[Data items]
▼

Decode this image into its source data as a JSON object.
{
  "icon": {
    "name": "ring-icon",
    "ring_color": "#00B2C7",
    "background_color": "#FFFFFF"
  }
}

▲

Return every entry verbatim.

Decode this image into its source data as a JSON object.
{
  "icon": {
    "name": "ring-icon",
    "ring_color": "#00B2C7",
    "background_color": "#FFFFFF"
  }
}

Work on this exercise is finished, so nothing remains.